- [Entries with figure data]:
□ □ □ □

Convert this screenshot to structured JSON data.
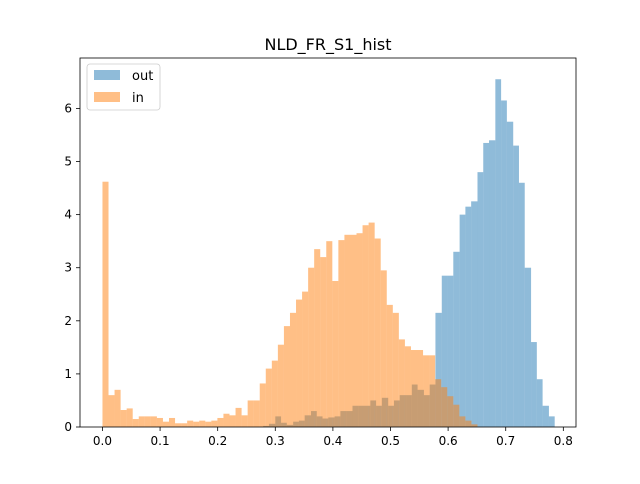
{
  "chart_data": {
    "type": "histogram",
    "title": "NLD_FR_S1_hist",
    "xlabel": "",
    "ylabel": "",
    "xlim": [
      -0.039,
      0.822
    ],
    "ylim": [
      0,
      6.95
    ],
    "xticks": [
      "0.0",
      "0.1",
      "0.2",
      "0.3",
      "0.4",
      "0.5",
      "0.6",
      "0.7",
      "0.8"
    ],
    "yticks": [
      "0",
      "1",
      "2",
      "3",
      "4",
      "5",
      "6"
    ],
    "grid": false,
    "legend_position": "top-left",
    "series": [
      {
        "name": "out",
        "color": "#1f77b4",
        "opacity": 0.5,
        "bins": [
          [
            0.279,
            0.289,
            0.02
          ],
          [
            0.289,
            0.3,
            0.06
          ],
          [
            0.3,
            0.31,
            0.2
          ],
          [
            0.31,
            0.32,
            0.08
          ],
          [
            0.32,
            0.331,
            0.04
          ],
          [
            0.331,
            0.341,
            0.1
          ],
          [
            0.341,
            0.351,
            0.12
          ],
          [
            0.351,
            0.362,
            0.22
          ],
          [
            0.362,
            0.372,
            0.3
          ],
          [
            0.372,
            0.382,
            0.2
          ],
          [
            0.382,
            0.392,
            0.16
          ],
          [
            0.392,
            0.403,
            0.18
          ],
          [
            0.403,
            0.413,
            0.2
          ],
          [
            0.413,
            0.423,
            0.3
          ],
          [
            0.423,
            0.434,
            0.3
          ],
          [
            0.434,
            0.444,
            0.4
          ],
          [
            0.444,
            0.454,
            0.4
          ],
          [
            0.454,
            0.465,
            0.4
          ],
          [
            0.465,
            0.475,
            0.5
          ],
          [
            0.475,
            0.485,
            0.4
          ],
          [
            0.485,
            0.496,
            0.55
          ],
          [
            0.496,
            0.506,
            0.4
          ],
          [
            0.506,
            0.516,
            0.5
          ],
          [
            0.516,
            0.527,
            0.6
          ],
          [
            0.527,
            0.537,
            0.6
          ],
          [
            0.537,
            0.547,
            0.8
          ],
          [
            0.547,
            0.558,
            0.7
          ],
          [
            0.558,
            0.568,
            0.6
          ],
          [
            0.568,
            0.578,
            0.8
          ],
          [
            0.578,
            0.589,
            2.15
          ],
          [
            0.589,
            0.599,
            2.85
          ],
          [
            0.599,
            0.609,
            2.85
          ],
          [
            0.609,
            0.62,
            3.3
          ],
          [
            0.62,
            0.63,
            4.0
          ],
          [
            0.63,
            0.64,
            4.15
          ],
          [
            0.64,
            0.651,
            4.25
          ],
          [
            0.651,
            0.661,
            4.8
          ],
          [
            0.661,
            0.671,
            5.35
          ],
          [
            0.671,
            0.682,
            5.4
          ],
          [
            0.682,
            0.692,
            6.55
          ],
          [
            0.692,
            0.702,
            6.15
          ],
          [
            0.702,
            0.713,
            5.75
          ],
          [
            0.713,
            0.723,
            5.3
          ],
          [
            0.723,
            0.733,
            4.6
          ],
          [
            0.733,
            0.744,
            3.0
          ],
          [
            0.744,
            0.754,
            1.6
          ],
          [
            0.754,
            0.764,
            0.9
          ],
          [
            0.764,
            0.775,
            0.4
          ],
          [
            0.775,
            0.785,
            0.2
          ]
        ]
      },
      {
        "name": "in",
        "color": "#ff7f0e",
        "opacity": 0.5,
        "bins": [
          [
            0.0,
            0.0105,
            4.62
          ],
          [
            0.0105,
            0.021,
            0.6
          ],
          [
            0.021,
            0.0315,
            0.7
          ],
          [
            0.0315,
            0.042,
            0.32
          ],
          [
            0.042,
            0.0525,
            0.35
          ],
          [
            0.0525,
            0.063,
            0.15
          ],
          [
            0.063,
            0.0735,
            0.2
          ],
          [
            0.0735,
            0.084,
            0.2
          ],
          [
            0.084,
            0.0945,
            0.2
          ],
          [
            0.0945,
            0.105,
            0.17
          ],
          [
            0.105,
            0.1155,
            0.1
          ],
          [
            0.1155,
            0.126,
            0.17
          ],
          [
            0.126,
            0.1365,
            0.07
          ],
          [
            0.1365,
            0.147,
            0.07
          ],
          [
            0.147,
            0.1575,
            0.12
          ],
          [
            0.1575,
            0.168,
            0.1
          ],
          [
            0.168,
            0.1785,
            0.12
          ],
          [
            0.1785,
            0.189,
            0.1
          ],
          [
            0.189,
            0.1995,
            0.12
          ],
          [
            0.1995,
            0.21,
            0.17
          ],
          [
            0.21,
            0.2205,
            0.25
          ],
          [
            0.2205,
            0.231,
            0.22
          ],
          [
            0.231,
            0.2415,
            0.36
          ],
          [
            0.2415,
            0.252,
            0.22
          ],
          [
            0.252,
            0.2625,
            0.5
          ],
          [
            0.2625,
            0.273,
            0.5
          ],
          [
            0.273,
            0.2835,
            0.82
          ],
          [
            0.2835,
            0.294,
            1.1
          ],
          [
            0.294,
            0.3045,
            1.25
          ],
          [
            0.3045,
            0.315,
            1.55
          ],
          [
            0.315,
            0.3255,
            1.9
          ],
          [
            0.3255,
            0.336,
            2.15
          ],
          [
            0.336,
            0.3465,
            2.4
          ],
          [
            0.3465,
            0.357,
            2.55
          ],
          [
            0.357,
            0.3675,
            3.0
          ],
          [
            0.3675,
            0.378,
            3.35
          ],
          [
            0.378,
            0.3885,
            3.2
          ],
          [
            0.3885,
            0.399,
            3.5
          ],
          [
            0.399,
            0.4095,
            2.75
          ],
          [
            0.4095,
            0.42,
            3.52
          ],
          [
            0.42,
            0.4305,
            3.62
          ],
          [
            0.4305,
            0.441,
            3.62
          ],
          [
            0.441,
            0.4515,
            3.65
          ],
          [
            0.4515,
            0.462,
            3.8
          ],
          [
            0.462,
            0.4725,
            3.85
          ],
          [
            0.4725,
            0.483,
            3.55
          ],
          [
            0.483,
            0.4935,
            2.95
          ],
          [
            0.4935,
            0.504,
            2.3
          ],
          [
            0.504,
            0.5145,
            2.15
          ],
          [
            0.5145,
            0.525,
            1.65
          ],
          [
            0.525,
            0.5355,
            1.52
          ],
          [
            0.5355,
            0.546,
            1.45
          ],
          [
            0.546,
            0.5565,
            1.45
          ],
          [
            0.5565,
            0.567,
            1.35
          ],
          [
            0.567,
            0.5775,
            1.35
          ],
          [
            0.5775,
            0.588,
            0.9
          ],
          [
            0.588,
            0.5985,
            0.75
          ],
          [
            0.5985,
            0.609,
            0.58
          ],
          [
            0.609,
            0.6195,
            0.42
          ],
          [
            0.6195,
            0.63,
            0.2
          ],
          [
            0.63,
            0.6405,
            0.12
          ],
          [
            0.6405,
            0.651,
            0.05
          ]
        ]
      }
    ]
  }
}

□ □ □ □

Copy the records exactly as they appear, excluding images.

- [Answer]:
Convert this screenshot to structured JSON data.
{
  "chart_data": {
    "type": "histogram",
    "title": "NLD_FR_S1_hist",
    "xlabel": "",
    "ylabel": "",
    "xlim": [
      -0.039,
      0.822
    ],
    "ylim": [
      0,
      6.95
    ],
    "xticks": [
      "0.0",
      "0.1",
      "0.2",
      "0.3",
      "0.4",
      "0.5",
      "0.6",
      "0.7",
      "0.8"
    ],
    "yticks": [
      "0",
      "1",
      "2",
      "3",
      "4",
      "5",
      "6"
    ],
    "grid": false,
    "legend_position": "top-left",
    "series": [
      {
        "name": "out",
        "color": "#1f77b4",
        "opacity": 0.5,
        "bins": [
          [
            0.279,
            0.289,
            0.02
          ],
          [
            0.289,
            0.3,
            0.06
          ],
          [
            0.3,
            0.31,
            0.2
          ],
          [
            0.31,
            0.32,
            0.08
          ],
          [
            0.32,
            0.331,
            0.04
          ],
          [
            0.331,
            0.341,
            0.1
          ],
          [
            0.341,
            0.351,
            0.12
          ],
          [
            0.351,
            0.362,
            0.22
          ],
          [
            0.362,
            0.372,
            0.3
          ],
          [
            0.372,
            0.382,
            0.2
          ],
          [
            0.382,
            0.392,
            0.16
          ],
          [
            0.392,
            0.403,
            0.18
          ],
          [
            0.403,
            0.413,
            0.2
          ],
          [
            0.413,
            0.423,
            0.3
          ],
          [
            0.423,
            0.434,
            0.3
          ],
          [
            0.434,
            0.444,
            0.4
          ],
          [
            0.444,
            0.454,
            0.4
          ],
          [
            0.454,
            0.465,
            0.4
          ],
          [
            0.465,
            0.475,
            0.5
          ],
          [
            0.475,
            0.485,
            0.4
          ],
          [
            0.485,
            0.496,
            0.55
          ],
          [
            0.496,
            0.506,
            0.4
          ],
          [
            0.506,
            0.516,
            0.5
          ],
          [
            0.516,
            0.527,
            0.6
          ],
          [
            0.527,
            0.537,
            0.6
          ],
          [
            0.537,
            0.547,
            0.8
          ],
          [
            0.547,
            0.558,
            0.7
          ],
          [
            0.558,
            0.568,
            0.6
          ],
          [
            0.568,
            0.578,
            0.8
          ],
          [
            0.578,
            0.589,
            2.15
          ],
          [
            0.589,
            0.599,
            2.85
          ],
          [
            0.599,
            0.609,
            2.85
          ],
          [
            0.609,
            0.62,
            3.3
          ],
          [
            0.62,
            0.63,
            4.0
          ],
          [
            0.63,
            0.64,
            4.15
          ],
          [
            0.64,
            0.651,
            4.25
          ],
          [
            0.651,
            0.661,
            4.8
          ],
          [
            0.661,
            0.671,
            5.35
          ],
          [
            0.671,
            0.682,
            5.4
          ],
          [
            0.682,
            0.692,
            6.55
          ],
          [
            0.692,
            0.702,
            6.15
          ],
          [
            0.702,
            0.713,
            5.75
          ],
          [
            0.713,
            0.723,
            5.3
          ],
          [
            0.723,
            0.733,
            4.6
          ],
          [
            0.733,
            0.744,
            3.0
          ],
          [
            0.744,
            0.754,
            1.6
          ],
          [
            0.754,
            0.764,
            0.9
          ],
          [
            0.764,
            0.775,
            0.4
          ],
          [
            0.775,
            0.785,
            0.2
          ]
        ]
      },
      {
        "name": "in",
        "color": "#ff7f0e",
        "opacity": 0.5,
        "bins": [
          [
            0.0,
            0.0105,
            4.62
          ],
          [
            0.0105,
            0.021,
            0.6
          ],
          [
            0.021,
            0.0315,
            0.7
          ],
          [
            0.0315,
            0.042,
            0.32
          ],
          [
            0.042,
            0.0525,
            0.35
          ],
          [
            0.0525,
            0.063,
            0.15
          ],
          [
            0.063,
            0.0735,
            0.2
          ],
          [
            0.0735,
            0.084,
            0.2
          ],
          [
            0.084,
            0.0945,
            0.2
          ],
          [
            0.0945,
            0.105,
            0.17
          ],
          [
            0.105,
            0.1155,
            0.1
          ],
          [
            0.1155,
            0.126,
            0.17
          ],
          [
            0.126,
            0.1365,
            0.07
          ],
          [
            0.1365,
            0.147,
            0.07
          ],
          [
            0.147,
            0.1575,
            0.12
          ],
          [
            0.1575,
            0.168,
            0.1
          ],
          [
            0.168,
            0.1785,
            0.12
          ],
          [
            0.1785,
            0.189,
            0.1
          ],
          [
            0.189,
            0.1995,
            0.12
          ],
          [
            0.1995,
            0.21,
            0.17
          ],
          [
            0.21,
            0.2205,
            0.25
          ],
          [
            0.2205,
            0.231,
            0.22
          ],
          [
            0.231,
            0.2415,
            0.36
          ],
          [
            0.2415,
            0.252,
            0.22
          ],
          [
            0.252,
            0.2625,
            0.5
          ],
          [
            0.2625,
            0.273,
            0.5
          ],
          [
            0.273,
            0.2835,
            0.82
          ],
          [
            0.2835,
            0.294,
            1.1
          ],
          [
            0.294,
            0.3045,
            1.25
          ],
          [
            0.3045,
            0.315,
            1.55
          ],
          [
            0.315,
            0.3255,
            1.9
          ],
          [
            0.3255,
            0.336,
            2.15
          ],
          [
            0.336,
            0.3465,
            2.4
          ],
          [
            0.3465,
            0.357,
            2.55
          ],
          [
            0.357,
            0.3675,
            3.0
          ],
          [
            0.3675,
            0.378,
            3.35
          ],
          [
            0.378,
            0.3885,
            3.2
          ],
          [
            0.3885,
            0.399,
            3.5
          ],
          [
            0.399,
            0.4095,
            2.75
          ],
          [
            0.4095,
            0.42,
            3.52
          ],
          [
            0.42,
            0.4305,
            3.62
          ],
          [
            0.4305,
            0.441,
            3.62
          ],
          [
            0.441,
            0.4515,
            3.65
          ],
          [
            0.4515,
            0.462,
            3.8
          ],
          [
            0.462,
            0.4725,
            3.85
          ],
          [
            0.4725,
            0.483,
            3.55
          ],
          [
            0.483,
            0.4935,
            2.95
          ],
          [
            0.4935,
            0.504,
            2.3
          ],
          [
            0.504,
            0.5145,
            2.15
          ],
          [
            0.5145,
            0.525,
            1.65
          ],
          [
            0.525,
            0.5355,
            1.52
          ],
          [
            0.5355,
            0.546,
            1.45
          ],
          [
            0.546,
            0.5565,
            1.45
          ],
          [
            0.5565,
            0.567,
            1.35
          ],
          [
            0.567,
            0.5775,
            1.35
          ],
          [
            0.5775,
            0.588,
            0.9
          ],
          [
            0.588,
            0.5985,
            0.75
          ],
          [
            0.5985,
            0.609,
            0.58
          ],
          [
            0.609,
            0.6195,
            0.42
          ],
          [
            0.6195,
            0.63,
            0.2
          ],
          [
            0.63,
            0.6405,
            0.12
          ],
          [
            0.6405,
            0.651,
            0.05
          ]
        ]
      }
    ]
  }
}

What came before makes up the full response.